▸ Problem details
Count the lines below that contain the word "interessate", and report only that number.

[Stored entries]
□ □ □

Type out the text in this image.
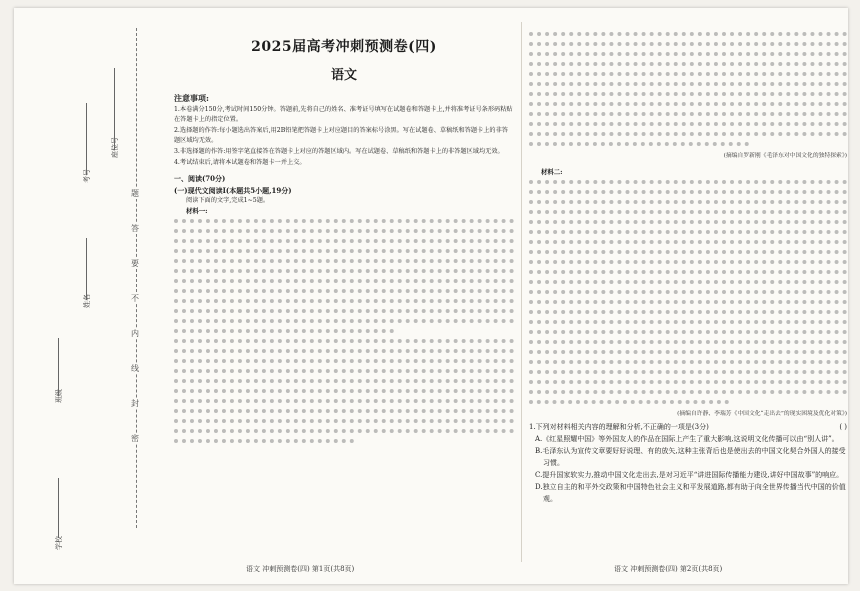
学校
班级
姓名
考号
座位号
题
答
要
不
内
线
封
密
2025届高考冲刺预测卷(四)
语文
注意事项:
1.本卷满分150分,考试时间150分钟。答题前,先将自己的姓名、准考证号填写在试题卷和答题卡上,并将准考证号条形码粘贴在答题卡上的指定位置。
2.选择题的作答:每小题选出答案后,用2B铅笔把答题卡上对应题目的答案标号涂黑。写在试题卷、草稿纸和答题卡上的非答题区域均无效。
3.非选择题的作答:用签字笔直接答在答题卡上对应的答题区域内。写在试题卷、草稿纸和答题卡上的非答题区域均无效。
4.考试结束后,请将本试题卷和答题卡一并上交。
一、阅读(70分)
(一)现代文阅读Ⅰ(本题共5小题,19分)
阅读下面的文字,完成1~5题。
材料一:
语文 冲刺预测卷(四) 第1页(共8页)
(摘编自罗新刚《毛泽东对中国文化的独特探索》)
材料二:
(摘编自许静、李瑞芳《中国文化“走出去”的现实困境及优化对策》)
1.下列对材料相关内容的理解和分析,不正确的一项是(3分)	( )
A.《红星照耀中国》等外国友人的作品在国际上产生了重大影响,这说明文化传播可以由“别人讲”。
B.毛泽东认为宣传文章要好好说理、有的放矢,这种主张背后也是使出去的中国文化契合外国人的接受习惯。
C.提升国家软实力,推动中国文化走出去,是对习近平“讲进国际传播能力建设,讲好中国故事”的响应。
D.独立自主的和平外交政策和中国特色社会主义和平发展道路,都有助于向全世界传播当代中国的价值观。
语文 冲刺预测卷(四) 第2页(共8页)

□ □ □

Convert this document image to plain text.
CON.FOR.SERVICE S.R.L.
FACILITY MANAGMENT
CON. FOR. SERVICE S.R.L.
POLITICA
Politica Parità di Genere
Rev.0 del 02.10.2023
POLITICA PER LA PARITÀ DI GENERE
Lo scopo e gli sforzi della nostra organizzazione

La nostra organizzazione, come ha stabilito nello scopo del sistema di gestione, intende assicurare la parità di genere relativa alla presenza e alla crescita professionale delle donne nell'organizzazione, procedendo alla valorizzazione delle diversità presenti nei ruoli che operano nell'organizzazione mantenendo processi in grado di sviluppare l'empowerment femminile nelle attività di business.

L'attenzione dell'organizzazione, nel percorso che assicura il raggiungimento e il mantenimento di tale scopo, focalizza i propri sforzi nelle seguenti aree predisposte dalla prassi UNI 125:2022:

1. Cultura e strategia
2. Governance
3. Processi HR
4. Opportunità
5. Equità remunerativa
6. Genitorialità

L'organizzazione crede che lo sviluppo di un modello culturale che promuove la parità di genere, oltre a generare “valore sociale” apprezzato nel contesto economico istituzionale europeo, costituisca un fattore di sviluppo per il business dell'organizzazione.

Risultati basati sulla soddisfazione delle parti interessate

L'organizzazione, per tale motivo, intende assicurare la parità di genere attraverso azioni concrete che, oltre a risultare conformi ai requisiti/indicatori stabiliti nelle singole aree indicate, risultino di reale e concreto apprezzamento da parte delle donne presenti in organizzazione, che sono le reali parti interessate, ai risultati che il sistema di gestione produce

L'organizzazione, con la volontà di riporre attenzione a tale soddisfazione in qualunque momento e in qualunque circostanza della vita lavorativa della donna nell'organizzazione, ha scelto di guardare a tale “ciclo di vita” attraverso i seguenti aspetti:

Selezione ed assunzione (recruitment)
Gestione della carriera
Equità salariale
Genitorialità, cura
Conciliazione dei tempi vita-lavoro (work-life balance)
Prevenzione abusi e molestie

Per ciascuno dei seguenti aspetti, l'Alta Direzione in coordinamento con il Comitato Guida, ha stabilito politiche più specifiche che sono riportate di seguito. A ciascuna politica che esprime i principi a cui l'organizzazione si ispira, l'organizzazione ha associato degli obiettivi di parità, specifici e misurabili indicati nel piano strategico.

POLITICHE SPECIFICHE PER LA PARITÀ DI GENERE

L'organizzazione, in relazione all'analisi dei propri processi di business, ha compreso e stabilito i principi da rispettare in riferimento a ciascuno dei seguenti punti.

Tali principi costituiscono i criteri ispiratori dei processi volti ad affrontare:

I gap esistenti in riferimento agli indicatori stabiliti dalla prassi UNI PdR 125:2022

□ □ □

▸ Result for this exercise
2